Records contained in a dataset
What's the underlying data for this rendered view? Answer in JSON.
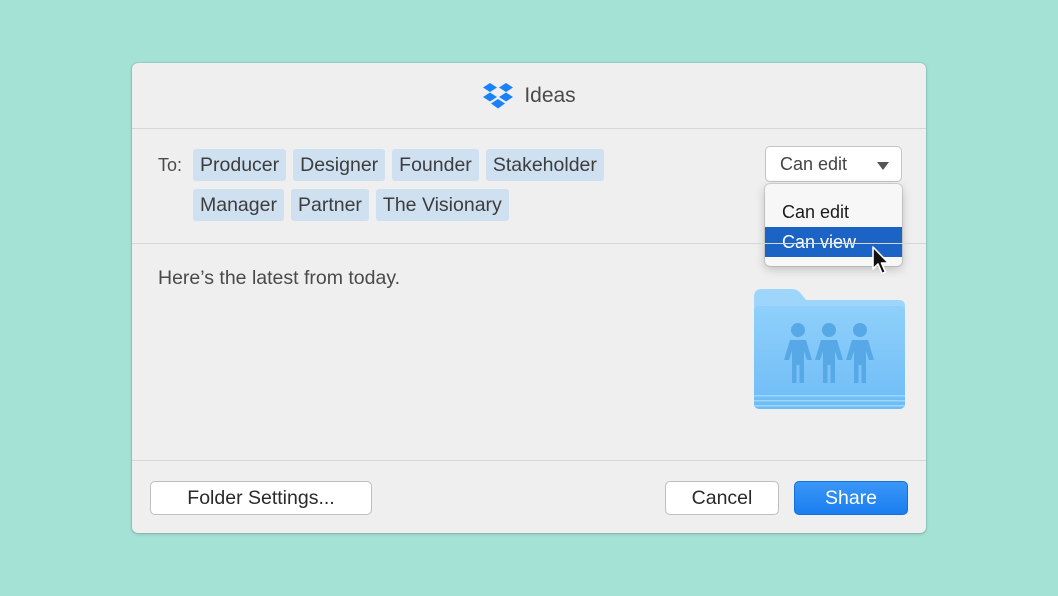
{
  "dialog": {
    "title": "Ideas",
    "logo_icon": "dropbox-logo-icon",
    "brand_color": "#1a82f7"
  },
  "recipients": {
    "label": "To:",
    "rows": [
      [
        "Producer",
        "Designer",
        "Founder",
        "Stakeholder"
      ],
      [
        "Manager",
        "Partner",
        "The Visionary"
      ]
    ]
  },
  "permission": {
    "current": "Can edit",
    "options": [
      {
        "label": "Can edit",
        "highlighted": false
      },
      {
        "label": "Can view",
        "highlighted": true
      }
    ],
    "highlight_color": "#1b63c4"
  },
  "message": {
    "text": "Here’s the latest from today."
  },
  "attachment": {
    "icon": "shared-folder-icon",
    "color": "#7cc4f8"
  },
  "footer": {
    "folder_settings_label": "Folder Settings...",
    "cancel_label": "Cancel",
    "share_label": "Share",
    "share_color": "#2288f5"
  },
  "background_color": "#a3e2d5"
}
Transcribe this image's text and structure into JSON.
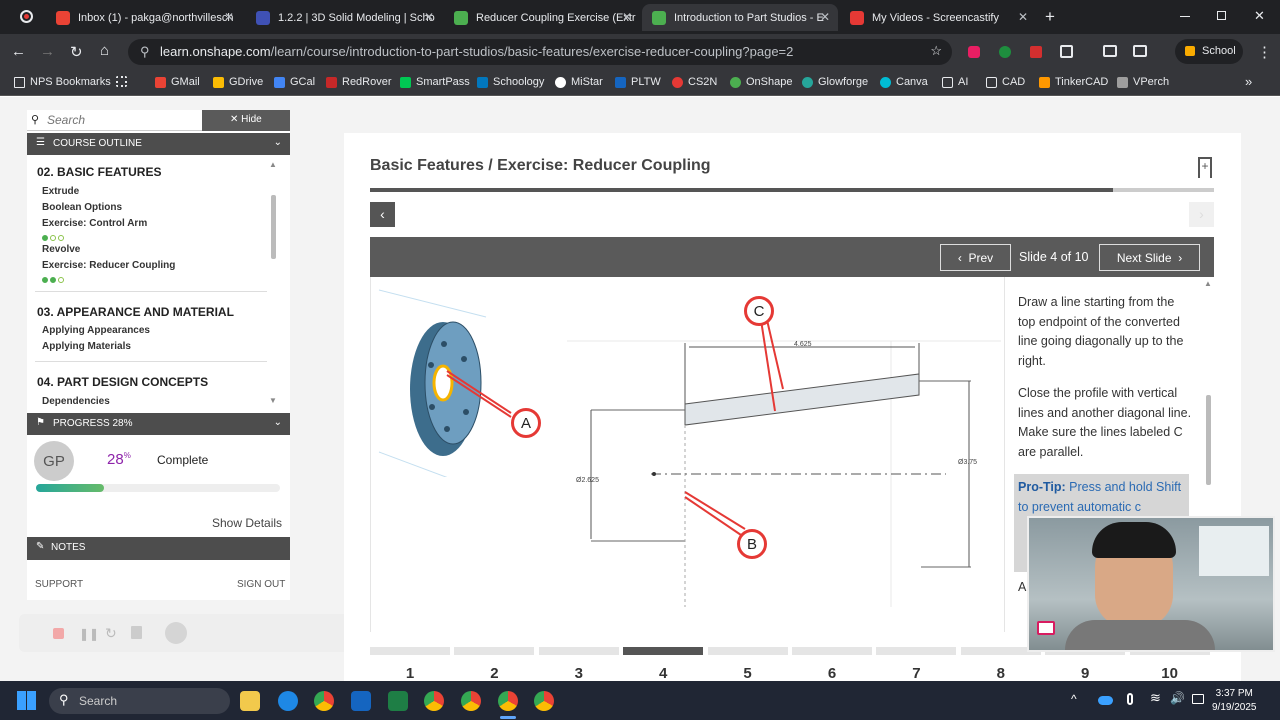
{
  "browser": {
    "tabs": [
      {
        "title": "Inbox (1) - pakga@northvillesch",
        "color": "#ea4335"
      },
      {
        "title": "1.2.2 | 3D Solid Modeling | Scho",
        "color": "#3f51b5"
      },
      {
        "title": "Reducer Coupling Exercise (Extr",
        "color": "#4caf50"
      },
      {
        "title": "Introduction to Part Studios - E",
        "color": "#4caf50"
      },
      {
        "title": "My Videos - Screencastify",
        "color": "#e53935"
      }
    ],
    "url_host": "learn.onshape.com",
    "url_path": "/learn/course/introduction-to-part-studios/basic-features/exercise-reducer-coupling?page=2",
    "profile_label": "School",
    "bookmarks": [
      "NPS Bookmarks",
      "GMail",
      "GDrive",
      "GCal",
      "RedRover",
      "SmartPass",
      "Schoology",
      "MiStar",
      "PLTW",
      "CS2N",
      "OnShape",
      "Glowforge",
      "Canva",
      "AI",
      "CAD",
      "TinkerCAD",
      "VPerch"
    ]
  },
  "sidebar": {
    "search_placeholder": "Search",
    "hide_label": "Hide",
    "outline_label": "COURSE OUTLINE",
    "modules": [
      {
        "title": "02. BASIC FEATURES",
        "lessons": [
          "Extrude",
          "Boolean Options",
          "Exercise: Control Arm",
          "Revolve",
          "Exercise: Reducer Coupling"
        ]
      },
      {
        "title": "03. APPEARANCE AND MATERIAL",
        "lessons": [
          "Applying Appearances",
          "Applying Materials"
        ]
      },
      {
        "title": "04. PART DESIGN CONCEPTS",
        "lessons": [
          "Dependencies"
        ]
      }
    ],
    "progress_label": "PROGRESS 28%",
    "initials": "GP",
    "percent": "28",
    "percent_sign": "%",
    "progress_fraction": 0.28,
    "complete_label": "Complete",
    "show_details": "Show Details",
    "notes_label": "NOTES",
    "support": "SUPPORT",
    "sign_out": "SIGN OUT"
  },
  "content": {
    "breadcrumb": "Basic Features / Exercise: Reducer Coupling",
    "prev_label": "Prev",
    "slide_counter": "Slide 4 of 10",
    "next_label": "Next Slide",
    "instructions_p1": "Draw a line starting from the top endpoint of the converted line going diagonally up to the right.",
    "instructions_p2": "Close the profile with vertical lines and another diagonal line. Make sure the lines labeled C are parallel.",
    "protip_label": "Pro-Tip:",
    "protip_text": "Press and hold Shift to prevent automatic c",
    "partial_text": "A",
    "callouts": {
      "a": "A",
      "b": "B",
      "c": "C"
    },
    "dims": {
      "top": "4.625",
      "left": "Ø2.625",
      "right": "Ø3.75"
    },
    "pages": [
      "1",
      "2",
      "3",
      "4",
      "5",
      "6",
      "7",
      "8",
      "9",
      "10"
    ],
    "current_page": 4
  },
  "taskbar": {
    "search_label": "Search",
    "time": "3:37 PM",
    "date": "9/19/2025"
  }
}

» The problem
Identify and list each line with the word "from".

» Answer to the task
    "text": "Here’s the latest from today."
    "instructions_p1": "Draw a line starting from the top endpoint of the converted line going diagonally up to the right.",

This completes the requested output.